### Challenge
Pull out each line of the data that includes the word "placeholder".

### Material shown
++++++++

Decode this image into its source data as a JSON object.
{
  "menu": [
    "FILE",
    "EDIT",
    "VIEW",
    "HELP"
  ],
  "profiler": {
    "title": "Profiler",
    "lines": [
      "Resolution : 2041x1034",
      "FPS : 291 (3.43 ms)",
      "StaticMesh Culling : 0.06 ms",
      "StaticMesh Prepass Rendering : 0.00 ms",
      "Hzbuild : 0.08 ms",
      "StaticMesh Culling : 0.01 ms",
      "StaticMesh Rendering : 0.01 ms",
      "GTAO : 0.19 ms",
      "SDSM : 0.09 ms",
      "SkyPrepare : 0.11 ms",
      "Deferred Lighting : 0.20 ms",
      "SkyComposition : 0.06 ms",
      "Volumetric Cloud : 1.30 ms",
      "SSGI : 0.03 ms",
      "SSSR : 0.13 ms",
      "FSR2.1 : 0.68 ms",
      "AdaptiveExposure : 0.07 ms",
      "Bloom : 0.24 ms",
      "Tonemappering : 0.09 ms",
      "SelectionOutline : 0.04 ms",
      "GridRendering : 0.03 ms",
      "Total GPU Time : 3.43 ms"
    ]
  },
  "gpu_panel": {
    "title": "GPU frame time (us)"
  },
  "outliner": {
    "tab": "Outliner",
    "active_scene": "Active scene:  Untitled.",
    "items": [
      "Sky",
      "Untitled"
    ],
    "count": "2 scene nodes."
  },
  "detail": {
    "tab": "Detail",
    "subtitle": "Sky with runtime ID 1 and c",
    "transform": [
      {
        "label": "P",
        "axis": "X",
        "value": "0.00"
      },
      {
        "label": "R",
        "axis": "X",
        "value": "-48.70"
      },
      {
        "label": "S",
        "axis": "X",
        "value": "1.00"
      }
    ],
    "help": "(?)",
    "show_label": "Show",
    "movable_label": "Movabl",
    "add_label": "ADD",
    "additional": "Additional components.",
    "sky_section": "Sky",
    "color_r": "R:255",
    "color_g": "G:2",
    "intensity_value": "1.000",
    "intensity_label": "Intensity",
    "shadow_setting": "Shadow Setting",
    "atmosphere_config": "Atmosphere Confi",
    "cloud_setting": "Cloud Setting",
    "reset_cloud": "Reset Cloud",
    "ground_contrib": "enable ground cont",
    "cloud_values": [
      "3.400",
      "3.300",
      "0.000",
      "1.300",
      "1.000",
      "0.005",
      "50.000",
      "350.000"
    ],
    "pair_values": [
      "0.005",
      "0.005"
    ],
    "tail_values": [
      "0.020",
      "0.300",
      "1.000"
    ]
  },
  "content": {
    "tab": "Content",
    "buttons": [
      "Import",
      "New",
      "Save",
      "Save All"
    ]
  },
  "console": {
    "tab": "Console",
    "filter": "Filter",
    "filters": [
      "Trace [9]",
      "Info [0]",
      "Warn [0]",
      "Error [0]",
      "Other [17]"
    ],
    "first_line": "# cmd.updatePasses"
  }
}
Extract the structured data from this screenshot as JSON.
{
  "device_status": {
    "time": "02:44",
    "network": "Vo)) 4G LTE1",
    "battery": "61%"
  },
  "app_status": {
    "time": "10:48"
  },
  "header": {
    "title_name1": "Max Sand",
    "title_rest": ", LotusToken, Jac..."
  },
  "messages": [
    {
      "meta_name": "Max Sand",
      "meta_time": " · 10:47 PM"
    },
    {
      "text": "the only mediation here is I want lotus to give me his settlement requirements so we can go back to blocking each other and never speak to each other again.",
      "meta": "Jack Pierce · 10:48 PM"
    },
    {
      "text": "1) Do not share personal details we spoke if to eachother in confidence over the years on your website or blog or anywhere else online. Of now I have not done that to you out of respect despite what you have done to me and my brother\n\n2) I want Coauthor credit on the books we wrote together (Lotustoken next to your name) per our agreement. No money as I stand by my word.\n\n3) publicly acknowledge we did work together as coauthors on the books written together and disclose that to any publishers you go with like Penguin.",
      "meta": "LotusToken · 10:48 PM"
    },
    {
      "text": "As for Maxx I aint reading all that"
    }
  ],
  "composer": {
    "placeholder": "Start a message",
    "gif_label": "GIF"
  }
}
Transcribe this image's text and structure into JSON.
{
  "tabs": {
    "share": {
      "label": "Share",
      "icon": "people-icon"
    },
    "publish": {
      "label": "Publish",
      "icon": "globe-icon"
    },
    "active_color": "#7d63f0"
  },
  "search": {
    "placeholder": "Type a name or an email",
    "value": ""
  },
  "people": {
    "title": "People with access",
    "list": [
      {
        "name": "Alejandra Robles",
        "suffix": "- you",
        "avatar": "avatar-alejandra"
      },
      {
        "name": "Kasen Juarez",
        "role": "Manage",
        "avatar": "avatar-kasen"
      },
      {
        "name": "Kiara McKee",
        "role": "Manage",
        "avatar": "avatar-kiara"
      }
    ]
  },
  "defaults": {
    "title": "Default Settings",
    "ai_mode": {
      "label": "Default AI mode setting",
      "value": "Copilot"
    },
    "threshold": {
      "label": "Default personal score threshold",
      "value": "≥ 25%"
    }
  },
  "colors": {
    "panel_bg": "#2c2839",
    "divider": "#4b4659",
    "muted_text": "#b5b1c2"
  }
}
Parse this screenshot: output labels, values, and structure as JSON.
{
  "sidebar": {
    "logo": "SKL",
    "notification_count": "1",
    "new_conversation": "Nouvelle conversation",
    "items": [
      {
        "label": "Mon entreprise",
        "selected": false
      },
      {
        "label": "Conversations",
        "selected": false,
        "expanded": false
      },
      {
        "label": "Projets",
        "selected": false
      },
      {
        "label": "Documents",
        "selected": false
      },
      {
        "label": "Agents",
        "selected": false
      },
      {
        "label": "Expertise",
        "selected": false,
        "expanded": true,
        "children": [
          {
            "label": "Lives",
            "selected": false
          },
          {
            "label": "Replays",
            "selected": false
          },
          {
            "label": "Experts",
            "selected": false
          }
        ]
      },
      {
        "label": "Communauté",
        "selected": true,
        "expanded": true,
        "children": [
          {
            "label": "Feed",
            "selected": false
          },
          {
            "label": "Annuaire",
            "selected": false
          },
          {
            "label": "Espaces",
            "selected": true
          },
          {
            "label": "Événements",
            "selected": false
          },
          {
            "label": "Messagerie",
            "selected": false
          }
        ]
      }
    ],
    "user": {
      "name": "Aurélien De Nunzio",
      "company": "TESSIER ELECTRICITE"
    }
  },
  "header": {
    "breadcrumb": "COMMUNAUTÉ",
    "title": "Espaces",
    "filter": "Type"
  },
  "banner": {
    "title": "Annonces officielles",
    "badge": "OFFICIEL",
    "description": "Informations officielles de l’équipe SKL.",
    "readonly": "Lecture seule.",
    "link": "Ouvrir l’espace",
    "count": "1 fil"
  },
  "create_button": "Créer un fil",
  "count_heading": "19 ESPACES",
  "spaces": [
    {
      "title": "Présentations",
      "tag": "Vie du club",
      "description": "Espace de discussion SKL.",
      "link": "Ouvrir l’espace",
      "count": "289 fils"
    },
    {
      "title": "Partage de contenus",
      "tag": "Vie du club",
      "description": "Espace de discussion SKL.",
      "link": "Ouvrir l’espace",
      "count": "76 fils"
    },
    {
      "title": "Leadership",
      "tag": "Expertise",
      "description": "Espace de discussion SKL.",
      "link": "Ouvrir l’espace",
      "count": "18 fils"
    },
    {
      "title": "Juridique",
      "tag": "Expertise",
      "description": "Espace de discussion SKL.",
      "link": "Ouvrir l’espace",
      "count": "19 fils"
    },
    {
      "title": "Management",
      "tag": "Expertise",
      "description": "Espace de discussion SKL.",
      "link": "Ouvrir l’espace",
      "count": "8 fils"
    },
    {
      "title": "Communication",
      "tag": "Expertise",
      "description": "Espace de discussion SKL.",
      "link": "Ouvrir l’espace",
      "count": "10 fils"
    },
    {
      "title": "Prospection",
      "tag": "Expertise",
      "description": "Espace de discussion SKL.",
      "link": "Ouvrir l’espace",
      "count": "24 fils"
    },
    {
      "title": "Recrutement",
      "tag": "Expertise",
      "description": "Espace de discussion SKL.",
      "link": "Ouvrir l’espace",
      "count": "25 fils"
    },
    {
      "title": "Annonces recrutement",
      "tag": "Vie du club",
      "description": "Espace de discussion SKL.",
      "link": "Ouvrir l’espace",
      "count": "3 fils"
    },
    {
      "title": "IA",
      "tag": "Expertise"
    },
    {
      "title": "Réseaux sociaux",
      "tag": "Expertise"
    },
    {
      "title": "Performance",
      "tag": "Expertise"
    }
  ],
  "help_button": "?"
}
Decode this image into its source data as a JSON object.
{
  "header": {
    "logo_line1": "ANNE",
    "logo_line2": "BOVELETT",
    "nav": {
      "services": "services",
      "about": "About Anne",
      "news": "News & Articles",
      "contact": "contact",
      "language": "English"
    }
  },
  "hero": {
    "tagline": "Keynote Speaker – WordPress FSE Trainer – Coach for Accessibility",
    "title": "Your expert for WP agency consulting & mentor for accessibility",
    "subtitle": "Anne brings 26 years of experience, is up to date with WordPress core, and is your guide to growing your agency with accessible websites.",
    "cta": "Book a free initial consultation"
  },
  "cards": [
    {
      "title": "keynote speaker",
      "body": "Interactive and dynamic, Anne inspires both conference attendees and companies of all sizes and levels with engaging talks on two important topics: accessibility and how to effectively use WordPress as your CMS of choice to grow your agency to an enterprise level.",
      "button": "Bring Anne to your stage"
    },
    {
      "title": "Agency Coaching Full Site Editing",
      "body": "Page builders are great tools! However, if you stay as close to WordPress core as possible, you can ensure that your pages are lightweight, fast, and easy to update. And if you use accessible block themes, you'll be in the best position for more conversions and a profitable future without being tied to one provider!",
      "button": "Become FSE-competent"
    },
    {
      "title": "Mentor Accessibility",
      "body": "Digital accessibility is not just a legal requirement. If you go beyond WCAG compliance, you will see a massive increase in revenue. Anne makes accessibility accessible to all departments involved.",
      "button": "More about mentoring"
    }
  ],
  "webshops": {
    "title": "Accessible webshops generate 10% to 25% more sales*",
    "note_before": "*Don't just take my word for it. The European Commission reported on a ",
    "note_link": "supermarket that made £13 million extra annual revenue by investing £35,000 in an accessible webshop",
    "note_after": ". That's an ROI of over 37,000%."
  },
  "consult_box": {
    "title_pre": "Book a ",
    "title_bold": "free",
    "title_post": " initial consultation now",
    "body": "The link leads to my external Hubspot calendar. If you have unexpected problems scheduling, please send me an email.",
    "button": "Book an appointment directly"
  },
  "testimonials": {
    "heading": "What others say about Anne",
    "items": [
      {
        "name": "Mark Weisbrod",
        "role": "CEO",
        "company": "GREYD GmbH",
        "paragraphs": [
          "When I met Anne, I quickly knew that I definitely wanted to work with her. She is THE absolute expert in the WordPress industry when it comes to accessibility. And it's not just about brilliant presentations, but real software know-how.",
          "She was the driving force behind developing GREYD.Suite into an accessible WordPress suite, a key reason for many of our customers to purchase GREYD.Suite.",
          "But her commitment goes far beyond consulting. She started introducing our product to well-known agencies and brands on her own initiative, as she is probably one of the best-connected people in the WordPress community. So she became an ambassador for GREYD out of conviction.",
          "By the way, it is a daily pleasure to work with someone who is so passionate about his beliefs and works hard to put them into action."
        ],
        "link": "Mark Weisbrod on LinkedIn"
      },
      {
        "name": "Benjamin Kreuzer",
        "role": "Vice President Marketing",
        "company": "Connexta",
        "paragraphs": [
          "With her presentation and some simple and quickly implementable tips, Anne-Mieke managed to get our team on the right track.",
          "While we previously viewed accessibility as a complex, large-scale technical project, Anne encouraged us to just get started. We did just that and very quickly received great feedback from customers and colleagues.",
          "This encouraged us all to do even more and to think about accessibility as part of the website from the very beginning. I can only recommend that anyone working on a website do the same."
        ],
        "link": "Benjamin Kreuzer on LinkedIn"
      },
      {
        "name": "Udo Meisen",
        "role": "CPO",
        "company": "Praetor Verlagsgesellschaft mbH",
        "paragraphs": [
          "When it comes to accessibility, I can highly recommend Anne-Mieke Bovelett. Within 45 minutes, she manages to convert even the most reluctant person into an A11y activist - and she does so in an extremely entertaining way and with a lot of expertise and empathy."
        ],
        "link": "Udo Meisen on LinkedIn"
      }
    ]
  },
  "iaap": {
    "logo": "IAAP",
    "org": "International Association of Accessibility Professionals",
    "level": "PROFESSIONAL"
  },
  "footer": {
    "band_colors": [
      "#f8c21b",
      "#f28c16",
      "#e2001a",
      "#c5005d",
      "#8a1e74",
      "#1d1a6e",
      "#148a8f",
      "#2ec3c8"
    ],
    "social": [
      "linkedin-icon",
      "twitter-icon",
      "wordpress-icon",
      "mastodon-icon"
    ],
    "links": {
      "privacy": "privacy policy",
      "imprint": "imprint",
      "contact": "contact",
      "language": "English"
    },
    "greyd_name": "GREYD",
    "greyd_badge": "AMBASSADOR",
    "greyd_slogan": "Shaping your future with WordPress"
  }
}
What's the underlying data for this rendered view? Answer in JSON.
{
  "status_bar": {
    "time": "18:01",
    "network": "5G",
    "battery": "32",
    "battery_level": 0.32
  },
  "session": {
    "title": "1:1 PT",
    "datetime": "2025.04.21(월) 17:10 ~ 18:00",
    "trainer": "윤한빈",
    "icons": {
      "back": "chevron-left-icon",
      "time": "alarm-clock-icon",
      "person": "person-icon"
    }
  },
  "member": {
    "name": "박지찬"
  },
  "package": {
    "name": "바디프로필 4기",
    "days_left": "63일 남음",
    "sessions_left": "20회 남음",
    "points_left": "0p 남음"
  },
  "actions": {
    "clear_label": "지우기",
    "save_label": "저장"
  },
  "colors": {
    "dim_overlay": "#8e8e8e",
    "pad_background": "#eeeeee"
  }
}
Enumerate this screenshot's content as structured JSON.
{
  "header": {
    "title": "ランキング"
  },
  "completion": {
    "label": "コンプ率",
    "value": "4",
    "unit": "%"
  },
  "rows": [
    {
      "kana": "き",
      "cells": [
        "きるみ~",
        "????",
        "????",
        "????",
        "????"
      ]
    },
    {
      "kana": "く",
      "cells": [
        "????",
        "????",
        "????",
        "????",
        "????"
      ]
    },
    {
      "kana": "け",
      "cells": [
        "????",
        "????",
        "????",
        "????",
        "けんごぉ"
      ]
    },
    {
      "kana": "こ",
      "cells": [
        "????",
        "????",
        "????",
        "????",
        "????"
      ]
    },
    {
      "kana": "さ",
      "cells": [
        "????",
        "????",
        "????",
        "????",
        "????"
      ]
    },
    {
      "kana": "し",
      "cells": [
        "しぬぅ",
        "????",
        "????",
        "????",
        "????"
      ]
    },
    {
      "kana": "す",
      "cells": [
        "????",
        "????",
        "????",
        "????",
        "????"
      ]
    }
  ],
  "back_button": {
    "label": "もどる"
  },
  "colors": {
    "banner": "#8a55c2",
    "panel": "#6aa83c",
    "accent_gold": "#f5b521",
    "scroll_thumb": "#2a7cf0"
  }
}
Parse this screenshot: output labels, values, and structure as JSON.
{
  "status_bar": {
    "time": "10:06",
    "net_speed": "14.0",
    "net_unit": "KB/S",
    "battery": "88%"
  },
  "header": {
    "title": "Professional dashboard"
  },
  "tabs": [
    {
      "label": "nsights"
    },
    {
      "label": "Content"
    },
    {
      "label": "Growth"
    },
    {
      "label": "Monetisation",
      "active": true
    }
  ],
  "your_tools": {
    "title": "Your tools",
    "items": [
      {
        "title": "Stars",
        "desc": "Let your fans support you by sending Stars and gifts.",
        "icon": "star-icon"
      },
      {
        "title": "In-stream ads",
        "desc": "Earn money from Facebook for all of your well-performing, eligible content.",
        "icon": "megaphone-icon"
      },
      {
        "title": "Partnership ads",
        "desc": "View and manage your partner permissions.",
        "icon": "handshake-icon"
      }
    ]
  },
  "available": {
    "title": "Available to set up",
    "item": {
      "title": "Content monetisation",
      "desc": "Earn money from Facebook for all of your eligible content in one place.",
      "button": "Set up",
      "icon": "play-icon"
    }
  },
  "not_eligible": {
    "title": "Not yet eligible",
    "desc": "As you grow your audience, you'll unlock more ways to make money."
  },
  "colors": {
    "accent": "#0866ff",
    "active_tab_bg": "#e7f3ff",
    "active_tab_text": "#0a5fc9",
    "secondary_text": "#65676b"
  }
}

++++++++

### Response for this exercise
    "placeholder": "Start a message",
    "placeholder": "Type a name or an email",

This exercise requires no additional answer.